Box coordinate listings
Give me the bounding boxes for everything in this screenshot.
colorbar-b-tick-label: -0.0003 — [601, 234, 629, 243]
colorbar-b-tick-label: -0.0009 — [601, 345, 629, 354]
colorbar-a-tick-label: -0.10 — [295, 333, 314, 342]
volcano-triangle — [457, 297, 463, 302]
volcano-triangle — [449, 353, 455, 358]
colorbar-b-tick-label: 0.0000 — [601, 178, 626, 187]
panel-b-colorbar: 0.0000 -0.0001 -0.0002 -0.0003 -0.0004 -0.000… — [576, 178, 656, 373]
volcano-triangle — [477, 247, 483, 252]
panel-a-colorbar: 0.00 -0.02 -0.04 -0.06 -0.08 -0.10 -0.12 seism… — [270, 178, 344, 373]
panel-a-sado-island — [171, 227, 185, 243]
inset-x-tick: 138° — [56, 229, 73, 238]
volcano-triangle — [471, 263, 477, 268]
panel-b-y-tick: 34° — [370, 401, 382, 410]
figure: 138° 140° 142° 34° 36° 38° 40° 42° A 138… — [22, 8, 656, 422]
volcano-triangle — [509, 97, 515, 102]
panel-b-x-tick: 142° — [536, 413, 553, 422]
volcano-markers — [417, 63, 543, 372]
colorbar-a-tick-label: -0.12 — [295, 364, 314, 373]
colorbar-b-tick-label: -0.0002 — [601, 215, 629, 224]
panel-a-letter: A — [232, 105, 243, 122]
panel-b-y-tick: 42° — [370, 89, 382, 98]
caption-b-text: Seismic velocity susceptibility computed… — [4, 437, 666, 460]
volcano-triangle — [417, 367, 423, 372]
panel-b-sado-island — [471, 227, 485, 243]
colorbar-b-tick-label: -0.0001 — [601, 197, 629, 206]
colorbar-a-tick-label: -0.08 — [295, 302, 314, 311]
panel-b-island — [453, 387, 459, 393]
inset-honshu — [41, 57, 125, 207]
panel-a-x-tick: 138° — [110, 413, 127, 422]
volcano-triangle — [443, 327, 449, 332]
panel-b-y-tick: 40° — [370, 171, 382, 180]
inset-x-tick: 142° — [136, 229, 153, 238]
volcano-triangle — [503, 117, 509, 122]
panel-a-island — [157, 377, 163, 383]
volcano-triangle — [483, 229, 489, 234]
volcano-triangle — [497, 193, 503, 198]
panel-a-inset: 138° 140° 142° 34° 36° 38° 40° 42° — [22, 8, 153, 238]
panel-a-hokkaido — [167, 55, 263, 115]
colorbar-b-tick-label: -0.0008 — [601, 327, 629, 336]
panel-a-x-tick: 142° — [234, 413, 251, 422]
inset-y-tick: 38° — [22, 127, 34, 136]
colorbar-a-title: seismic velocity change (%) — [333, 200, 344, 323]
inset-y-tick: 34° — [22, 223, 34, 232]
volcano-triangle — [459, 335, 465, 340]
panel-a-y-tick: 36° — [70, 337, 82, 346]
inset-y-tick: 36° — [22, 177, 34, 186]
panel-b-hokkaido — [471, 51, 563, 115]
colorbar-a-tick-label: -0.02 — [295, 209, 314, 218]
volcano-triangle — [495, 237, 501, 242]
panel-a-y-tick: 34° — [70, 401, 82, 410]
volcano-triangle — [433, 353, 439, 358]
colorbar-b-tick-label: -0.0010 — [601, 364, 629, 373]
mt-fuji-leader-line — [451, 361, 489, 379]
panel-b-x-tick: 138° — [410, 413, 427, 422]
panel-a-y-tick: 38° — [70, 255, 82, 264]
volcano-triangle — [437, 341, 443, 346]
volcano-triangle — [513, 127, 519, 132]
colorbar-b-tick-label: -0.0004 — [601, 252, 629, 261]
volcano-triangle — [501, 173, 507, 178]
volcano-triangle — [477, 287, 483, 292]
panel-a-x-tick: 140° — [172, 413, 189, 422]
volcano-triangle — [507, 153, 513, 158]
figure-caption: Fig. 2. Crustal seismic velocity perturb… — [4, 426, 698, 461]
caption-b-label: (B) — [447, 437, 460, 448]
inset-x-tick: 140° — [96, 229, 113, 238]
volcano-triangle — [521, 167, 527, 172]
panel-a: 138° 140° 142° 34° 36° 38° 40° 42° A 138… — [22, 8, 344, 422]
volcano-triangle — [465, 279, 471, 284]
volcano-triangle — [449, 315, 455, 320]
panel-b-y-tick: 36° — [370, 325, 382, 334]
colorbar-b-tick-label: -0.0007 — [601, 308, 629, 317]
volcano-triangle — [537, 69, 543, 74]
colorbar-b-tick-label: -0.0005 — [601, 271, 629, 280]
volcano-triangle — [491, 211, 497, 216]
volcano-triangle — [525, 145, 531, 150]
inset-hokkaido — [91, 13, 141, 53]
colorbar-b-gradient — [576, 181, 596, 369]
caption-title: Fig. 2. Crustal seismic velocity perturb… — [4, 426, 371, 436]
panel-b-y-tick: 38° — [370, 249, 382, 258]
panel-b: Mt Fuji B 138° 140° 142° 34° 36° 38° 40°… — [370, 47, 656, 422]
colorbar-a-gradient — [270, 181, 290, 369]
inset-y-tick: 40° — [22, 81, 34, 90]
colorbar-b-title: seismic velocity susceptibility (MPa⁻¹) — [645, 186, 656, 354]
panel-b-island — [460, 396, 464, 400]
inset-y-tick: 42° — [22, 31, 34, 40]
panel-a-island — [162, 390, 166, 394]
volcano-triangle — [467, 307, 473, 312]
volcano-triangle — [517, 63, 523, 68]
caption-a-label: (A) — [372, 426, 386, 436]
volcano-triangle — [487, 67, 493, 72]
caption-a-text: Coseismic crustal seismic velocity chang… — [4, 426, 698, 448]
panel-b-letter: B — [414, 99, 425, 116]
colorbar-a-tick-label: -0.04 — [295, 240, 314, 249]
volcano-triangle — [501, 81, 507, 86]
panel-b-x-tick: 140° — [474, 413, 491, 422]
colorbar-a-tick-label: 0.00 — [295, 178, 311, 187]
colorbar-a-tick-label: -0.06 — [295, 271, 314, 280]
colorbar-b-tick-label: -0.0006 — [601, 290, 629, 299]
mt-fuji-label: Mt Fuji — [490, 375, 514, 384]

GIVEN REQUEST: Reproduce the listing above line for line, without changing anything.

SOLUTION:
Give me the bounding boxes for everything in this screenshot.
colorbar-b-tick-label: -0.0003 — [601, 234, 629, 243]
colorbar-b-tick-label: -0.0009 — [601, 345, 629, 354]
colorbar-a-tick-label: -0.10 — [295, 333, 314, 342]
volcano-triangle — [457, 297, 463, 302]
volcano-triangle — [449, 353, 455, 358]
colorbar-b-tick-label: 0.0000 — [601, 178, 626, 187]
panel-b-colorbar: 0.0000 -0.0001 -0.0002 -0.0003 -0.0004 -0.000… — [576, 178, 656, 373]
volcano-triangle — [477, 247, 483, 252]
panel-a-colorbar: 0.00 -0.02 -0.04 -0.06 -0.08 -0.10 -0.12 seism… — [270, 178, 344, 373]
panel-a-sado-island — [171, 227, 185, 243]
inset-x-tick: 138° — [56, 229, 73, 238]
volcano-triangle — [471, 263, 477, 268]
panel-b-y-tick: 34° — [370, 401, 382, 410]
figure: 138° 140° 142° 34° 36° 38° 40° 42° A 138… — [22, 8, 656, 422]
volcano-triangle — [509, 97, 515, 102]
panel-b-x-tick: 142° — [536, 413, 553, 422]
volcano-markers — [417, 63, 543, 372]
colorbar-a-tick-label: -0.12 — [295, 364, 314, 373]
colorbar-b-tick-label: -0.0002 — [601, 215, 629, 224]
panel-a-letter: A — [232, 105, 243, 122]
panel-b-y-tick: 42° — [370, 89, 382, 98]
caption-b-text: Seismic velocity susceptibility computed… — [4, 437, 666, 460]
volcano-triangle — [417, 367, 423, 372]
panel-b-sado-island — [471, 227, 485, 243]
colorbar-b-tick-label: -0.0001 — [601, 197, 629, 206]
colorbar-a-tick-label: -0.08 — [295, 302, 314, 311]
panel-b-island — [453, 387, 459, 393]
inset-honshu — [41, 57, 125, 207]
panel-a-x-tick: 138° — [110, 413, 127, 422]
volcano-triangle — [443, 327, 449, 332]
panel-b-y-tick: 40° — [370, 171, 382, 180]
inset-x-tick: 142° — [136, 229, 153, 238]
volcano-triangle — [503, 117, 509, 122]
panel-a-island — [157, 377, 163, 383]
volcano-triangle — [483, 229, 489, 234]
volcano-triangle — [497, 193, 503, 198]
panel-a-inset: 138° 140° 142° 34° 36° 38° 40° 42° — [22, 8, 153, 238]
panel-a-hokkaido — [167, 55, 263, 115]
colorbar-b-tick-label: -0.0008 — [601, 327, 629, 336]
panel-a-x-tick: 142° — [234, 413, 251, 422]
inset-y-tick: 38° — [22, 127, 34, 136]
colorbar-a-title: seismic velocity change (%) — [333, 200, 344, 323]
inset-y-tick: 34° — [22, 223, 34, 232]
volcano-triangle — [459, 335, 465, 340]
panel-a-y-tick: 36° — [70, 337, 82, 346]
inset-y-tick: 36° — [22, 177, 34, 186]
panel-b-hokkaido — [471, 51, 563, 115]
colorbar-a-tick-label: -0.02 — [295, 209, 314, 218]
volcano-triangle — [495, 237, 501, 242]
panel-a-y-tick: 34° — [70, 401, 82, 410]
volcano-triangle — [433, 353, 439, 358]
colorbar-b-tick-label: -0.0010 — [601, 364, 629, 373]
mt-fuji-leader-line — [451, 361, 489, 379]
panel-b-x-tick: 138° — [410, 413, 427, 422]
panel-a-y-tick: 38° — [70, 255, 82, 264]
volcano-triangle — [437, 341, 443, 346]
volcano-triangle — [513, 127, 519, 132]
colorbar-b-tick-label: -0.0004 — [601, 252, 629, 261]
volcano-triangle — [501, 173, 507, 178]
volcano-triangle — [477, 287, 483, 292]
panel-a-x-tick: 140° — [172, 413, 189, 422]
volcano-triangle — [507, 153, 513, 158]
figure-caption: Fig. 2. Crustal seismic velocity perturb… — [4, 426, 698, 461]
caption-b-label: (B) — [447, 437, 460, 448]
inset-x-tick: 140° — [96, 229, 113, 238]
volcano-triangle — [521, 167, 527, 172]
panel-a: 138° 140° 142° 34° 36° 38° 40° 42° A 138… — [22, 8, 344, 422]
volcano-triangle — [465, 279, 471, 284]
volcano-triangle — [449, 315, 455, 320]
panel-b-y-tick: 36° — [370, 325, 382, 334]
colorbar-b-tick-label: -0.0007 — [601, 308, 629, 317]
volcano-triangle — [537, 69, 543, 74]
colorbar-b-tick-label: -0.0005 — [601, 271, 629, 280]
volcano-triangle — [491, 211, 497, 216]
volcano-triangle — [525, 145, 531, 150]
inset-hokkaido — [91, 13, 141, 53]
colorbar-b-gradient — [576, 181, 596, 369]
caption-title: Fig. 2. Crustal seismic velocity perturb… — [4, 426, 371, 436]
panel-b-y-tick: 38° — [370, 249, 382, 258]
panel-b: Mt Fuji B 138° 140° 142° 34° 36° 38° 40°… — [370, 47, 656, 422]
colorbar-a-gradient — [270, 181, 290, 369]
inset-y-tick: 40° — [22, 81, 34, 90]
colorbar-b-title: seismic velocity susceptibility (MPa⁻¹) — [645, 186, 656, 354]
panel-b-island — [460, 396, 464, 400]
inset-y-tick: 42° — [22, 31, 34, 40]
panel-a-island — [162, 390, 166, 394]
volcano-triangle — [467, 307, 473, 312]
volcano-triangle — [517, 63, 523, 68]
caption-a-label: (A) — [372, 426, 386, 436]
volcano-triangle — [487, 67, 493, 72]
caption-a-text: Coseismic crustal seismic velocity chang… — [4, 426, 698, 448]
panel-b-letter: B — [414, 99, 425, 116]
colorbar-a-tick-label: -0.04 — [295, 240, 314, 249]
volcano-triangle — [501, 81, 507, 86]
panel-b-x-tick: 140° — [474, 413, 491, 422]
colorbar-a-tick-label: 0.00 — [295, 178, 311, 187]
colorbar-a-tick-label: -0.06 — [295, 271, 314, 280]
colorbar-b-tick-label: -0.0006 — [601, 290, 629, 299]
mt-fuji-label: Mt Fuji — [490, 375, 514, 384]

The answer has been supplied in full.